— Stated task —
Copy out the entries in full and with complete accuracy; pictures are excluded.

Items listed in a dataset
------------------------------------------------

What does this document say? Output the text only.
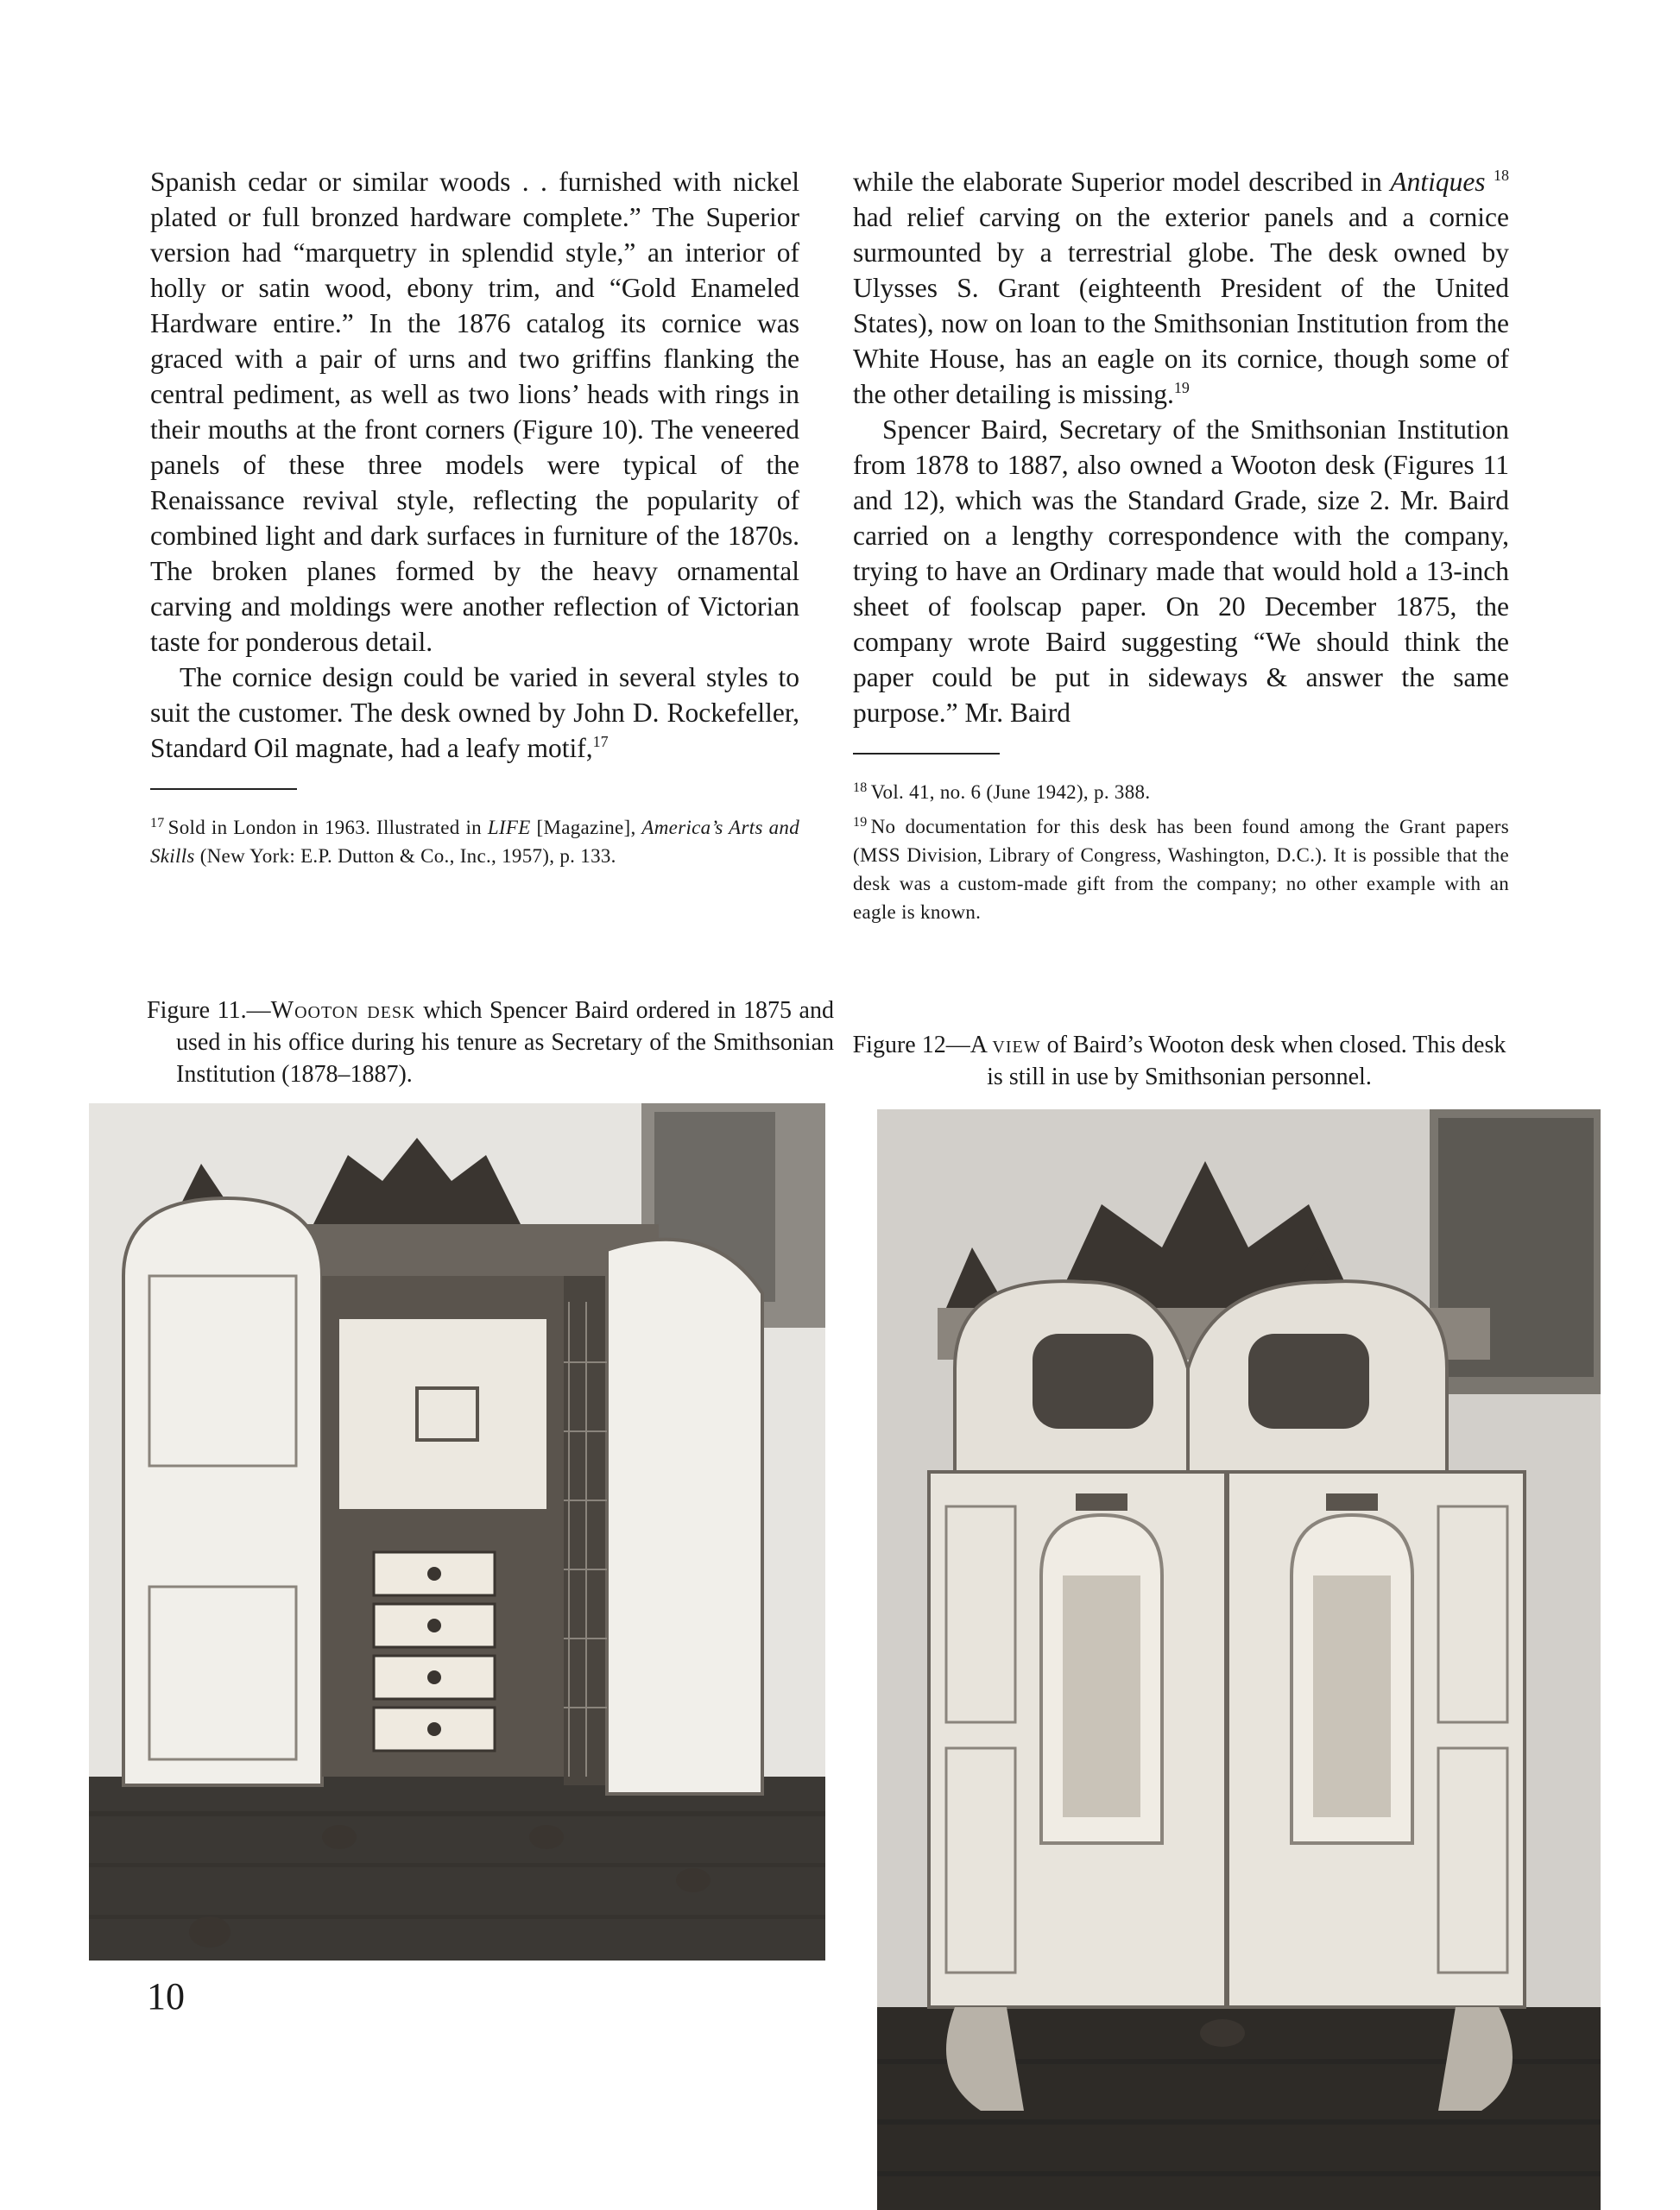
Spanish cedar or similar woods . . furnished with nickel plated or full bronzed hardware complete.” The Superior version had “marquetry in splendid style,” an interior of holly or satin wood, ebony trim, and “Gold Enameled Hardware entire.” In the 1876 catalog its cornice was graced with a pair of urns and two griffins flanking the central pediment, as well as two lions’ heads with rings in their mouths at the front corners (Figure 10). The veneered panels of these three models were typical of the Renaissance revival style, reflecting the popularity of combined light and dark surfaces in furniture of the 1870s. The broken planes formed by the heavy ornamental carving and moldings were another reflection of Victorian taste for ponderous detail.

The cornice design could be varied in several styles to suit the customer. The desk owned by John D. Rockefeller, Standard Oil magnate, had a leafy motif,$^{17}$

$^{17}$ Sold in London in 1963. Illustrated in LIFE [Magazine], America’s Arts and Skills (New York: E.P. Dutton & Co., Inc., 1957), p. 133.

while the elaborate Superior model described in Antiques $^{18}$ had relief carving on the exterior panels and a cornice surmounted by a terrestrial globe. The desk owned by Ulysses S. Grant (eighteenth President of the United States), now on loan to the Smithsonian Institution from the White House, has an eagle on its cornice, though some of the other detailing is missing.$^{19}$

Spencer Baird, Secretary of the Smithsonian Institution from 1878 to 1887, also owned a Wooton desk (Figures 11 and 12), which was the Standard Grade, size 2. Mr. Baird carried on a lengthy correspondence with the company, trying to have an Ordinary made that would hold a 13-inch sheet of foolscap paper. On 20 December 1875, the company wrote Baird suggesting “We should think the paper could be put in sideways & answer the same purpose.” Mr. Baird

$^{18}$ Vol. 41, no. 6 (June 1942), p. 388.

$^{19}$ No documentation for this desk has been found among the Grant papers (MSS Division, Library of Congress, Washington, D.C.). It is possible that the desk was a custom-made gift from the company; no other example with an eagle is known.

Figure 11.—Wooton desk which Spencer Baird ordered in 1875 and used in his office during his tenure as Secretary of the Smithsonian Institution (1878–1887).
Figure 12—A view of Baird’s Wooton desk when closed. This desk is still in use by Smithsonian personnel.
10
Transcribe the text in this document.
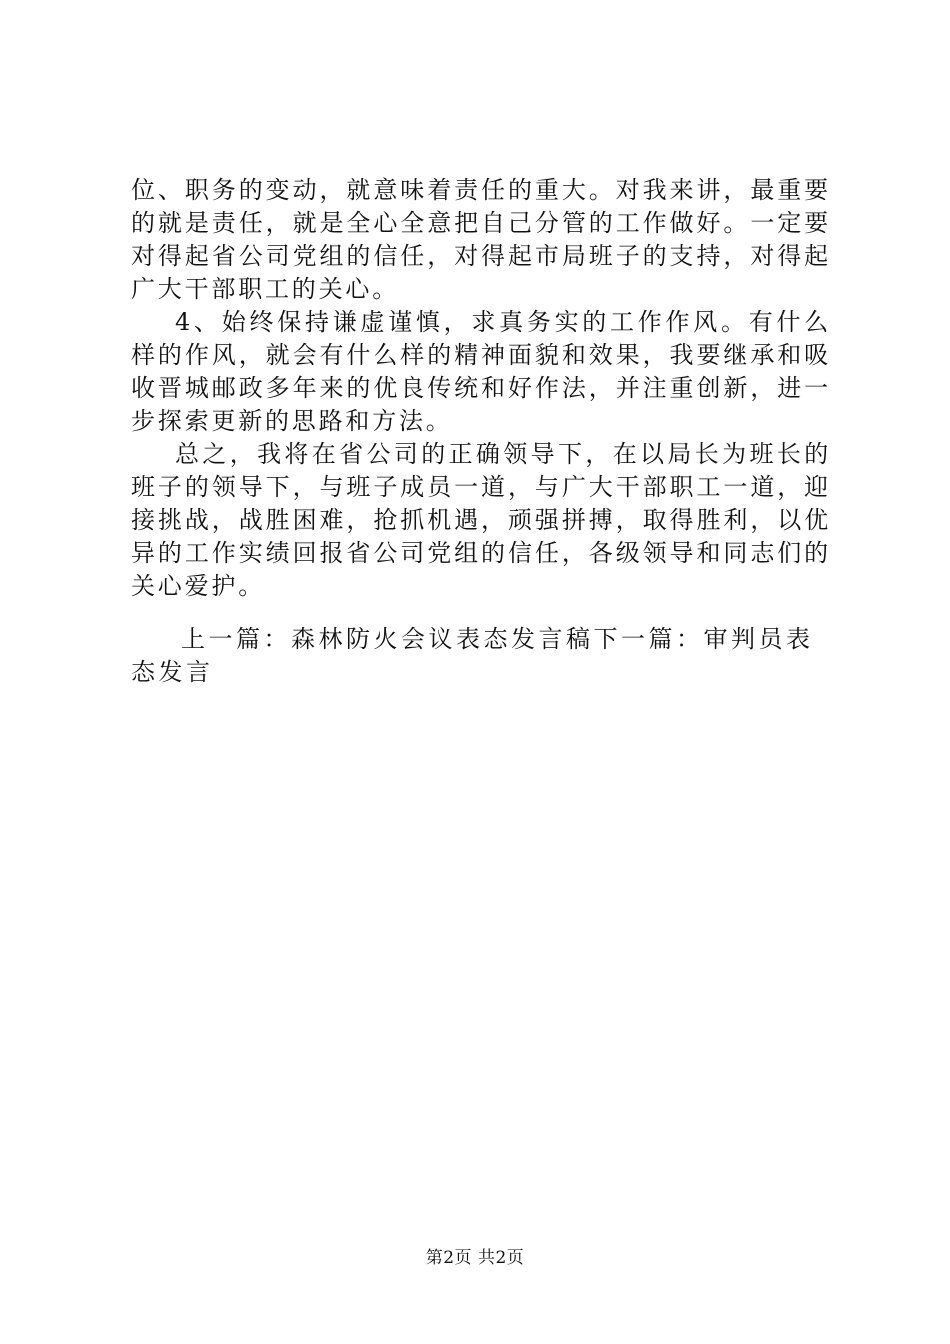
位、职务的变动，就意味着责任的重大。对我来讲，最重要的就是责任，就是全心全意把自己分管的工作做好。一定要对得起省公司党组的信任，对得起市局班子的支持，对得起广大干部职工的关心。

4、始终保持谦虚谨慎，求真务实的工作作风。有什么样的作风，就会有什么样的精神面貌和效果，我要继承和吸收晋城邮政多年来的优良传统和好作法，并注重创新，进一步探索更新的思路和方法。

总之，我将在省公司的正确领导下，在以局长为班长的班子的领导下，与班子成员一道，与广大干部职工一道，迎接挑战，战胜困难，抢抓机遇，顽强拼搏，取得胜利，以优异的工作实绩回报省公司党组的信任，各级领导和同志们的关心爱护。

上一篇：森林防火会议表态发言稿下一篇：审判员表态发言
第2页 共2页
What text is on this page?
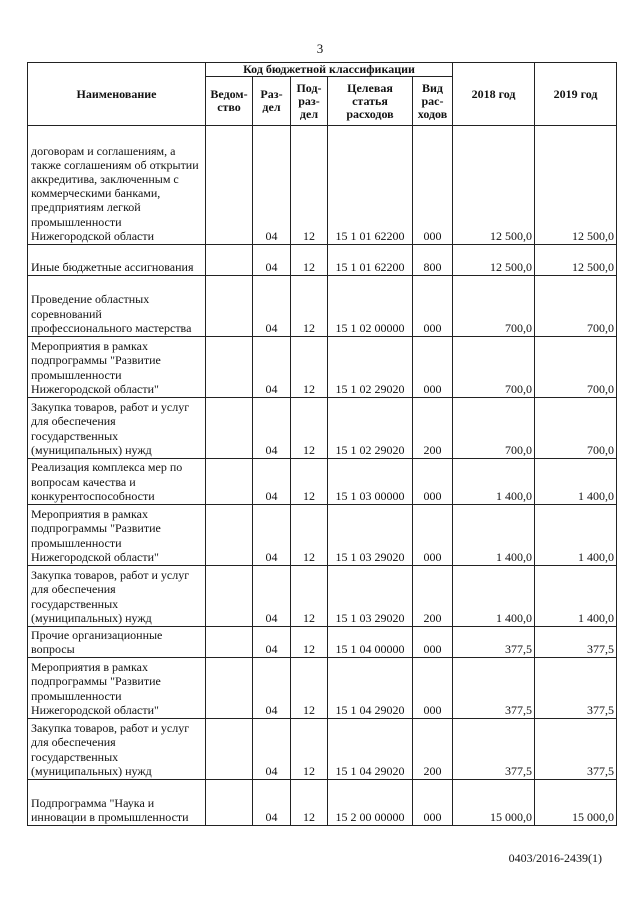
3
Наименование	Код бюджетной классификации					2018 год	2019 год
	Ведом-ство	Раз-дел	Под-раз-дел	Целевая статья расходов	Вид рас-ходов		
договорам и соглашениям, а также соглашениям об открытии аккредитива, заключенным с коммерческими банками, предприятиям легкой промышленности Нижегородской области		04	12	15 1 01 62200	000	12 500,0	12 500,0
Иные бюджетные ассигнования		04	12	15 1 01 62200	800	12 500,0	12 500,0
Проведение областных соревнований профессионального мастерства		04	12	15 1 02 00000	000	700,0	700,0
Мероприятия в рамках подпрограммы "Развитие промышленности Нижегородской области"		04	12	15 1 02 29020	000	700,0	700,0
Закупка товаров, работ и услуг для обеспечения государственных (муниципальных) нужд		04	12	15 1 02 29020	200	700,0	700,0
Реализация комплекса мер по вопросам качества и конкурентоспособности		04	12	15 1 03 00000	000	1 400,0	1 400,0
Мероприятия в рамках подпрограммы "Развитие промышленности Нижегородской области"		04	12	15 1 03 29020	000	1 400,0	1 400,0
Закупка товаров, работ и услуг для обеспечения государственных (муниципальных) нужд		04	12	15 1 03 29020	200	1 400,0	1 400,0
Прочие организационные вопросы		04	12	15 1 04 00000	000	377,5	377,5
Мероприятия в рамках подпрограммы "Развитие промышленности Нижегородской области"		04	12	15 1 04 29020	000	377,5	377,5
Закупка товаров, работ и услуг для обеспечения государственных (муниципальных) нужд		04	12	15 1 04 29020	200	377,5	377,5
Подпрограмма "Наука и инновации в промышленности		04	12	15 2 00 00000	000	15 000,0	15 000,0
0403/2016-2439(1)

------------------------------------------------

— Result for this exercise —
What does this document say? Output the text only.
Spanish cedar or similar woods . . furnished with nickel plated or full bronzed hardware complete.” The Superior version had “marquetry in splendid style,” an interior of holly or satin wood, ebony trim, and “Gold Enameled Hardware entire.” In the 1876 catalog its cornice was graced with a pair of urns and two griffins flanking the central pediment, as well as two lions’ heads with rings in their mouths at the front corners (Figure 10). The veneered panels of these three models were typical of the Renaissance revival style, reflecting the popularity of combined light and dark surfaces in furniture of the 1870s. The broken planes formed by the heavy ornamental carving and moldings were another reflection of Victorian taste for ponderous detail.

The cornice design could be varied in several styles to suit the customer. The desk owned by John D. Rockefeller, Standard Oil magnate, had a leafy motif,$^{17}$

$^{17}$ Sold in London in 1963. Illustrated in LIFE [Magazine], America’s Arts and Skills (New York: E.P. Dutton & Co., Inc., 1957), p. 133.

while the elaborate Superior model described in Antiques $^{18}$ had relief carving on the exterior panels and a cornice surmounted by a terrestrial globe. The desk owned by Ulysses S. Grant (eighteenth President of the United States), now on loan to the Smithsonian Institution from the White House, has an eagle on its cornice, though some of the other detailing is missing.$^{19}$

Spencer Baird, Secretary of the Smithsonian Institution from 1878 to 1887, also owned a Wooton desk (Figures 11 and 12), which was the Standard Grade, size 2. Mr. Baird carried on a lengthy correspondence with the company, trying to have an Ordinary made that would hold a 13-inch sheet of foolscap paper. On 20 December 1875, the company wrote Baird suggesting “We should think the paper could be put in sideways & answer the same purpose.” Mr. Baird

$^{18}$ Vol. 41, no. 6 (June 1942), p. 388.

$^{19}$ No documentation for this desk has been found among the Grant papers (MSS Division, Library of Congress, Washington, D.C.). It is possible that the desk was a custom-made gift from the company; no other example with an eagle is known.

Figure 11.—Wooton desk which Spencer Baird ordered in 1875 and used in his office during his tenure as Secretary of the Smithsonian Institution (1878–1887).
Figure 12—A view of Baird’s Wooton desk when closed. This desk is still in use by Smithsonian personnel.
10
Transcribe the text in this document.
位、职务的变动，就意味着责任的重大。对我来讲，最重要的就是责任，就是全心全意把自己分管的工作做好。一定要对得起省公司党组的信任，对得起市局班子的支持，对得起广大干部职工的关心。

4、始终保持谦虚谨慎，求真务实的工作作风。有什么样的作风，就会有什么样的精神面貌和效果，我要继承和吸收晋城邮政多年来的优良传统和好作法，并注重创新，进一步探索更新的思路和方法。

总之，我将在省公司的正确领导下，在以局长为班长的班子的领导下，与班子成员一道，与广大干部职工一道，迎接挑战，战胜困难，抢抓机遇，顽强拼搏，取得胜利，以优异的工作实绩回报省公司党组的信任，各级领导和同志们的关心爱护。

上一篇：森林防火会议表态发言稿下一篇：审判员表态发言
第2页 共2页
What text is on this page?
3
Наименование	Код бюджетной классификации					2018 год	2019 год
	Ведом-ство	Раз-дел	Под-раз-дел	Целевая статья расходов	Вид рас-ходов		
договорам и соглашениям, а также соглашениям об открытии аккредитива, заключенным с коммерческими банками, предприятиям легкой промышленности Нижегородской области		04	12	15 1 01 62200	000	12 500,0	12 500,0
Иные бюджетные ассигнования		04	12	15 1 01 62200	800	12 500,0	12 500,0
Проведение областных соревнований профессионального мастерства		04	12	15 1 02 00000	000	700,0	700,0
Мероприятия в рамках подпрограммы "Развитие промышленности Нижегородской области"		04	12	15 1 02 29020	000	700,0	700,0
Закупка товаров, работ и услуг для обеспечения государственных (муниципальных) нужд		04	12	15 1 02 29020	200	700,0	700,0
Реализация комплекса мер по вопросам качества и конкурентоспособности		04	12	15 1 03 00000	000	1 400,0	1 400,0
Мероприятия в рамках подпрограммы "Развитие промышленности Нижегородской области"		04	12	15 1 03 29020	000	1 400,0	1 400,0
Закупка товаров, работ и услуг для обеспечения государственных (муниципальных) нужд		04	12	15 1 03 29020	200	1 400,0	1 400,0
Прочие организационные вопросы		04	12	15 1 04 00000	000	377,5	377,5
Мероприятия в рамках подпрограммы "Развитие промышленности Нижегородской области"		04	12	15 1 04 29020	000	377,5	377,5
Закупка товаров, работ и услуг для обеспечения государственных (муниципальных) нужд		04	12	15 1 04 29020	200	377,5	377,5
Подпрограмма "Наука и инновации в промышленности		04	12	15 2 00 00000	000	15 000,0	15 000,0
0403/2016-2439(1)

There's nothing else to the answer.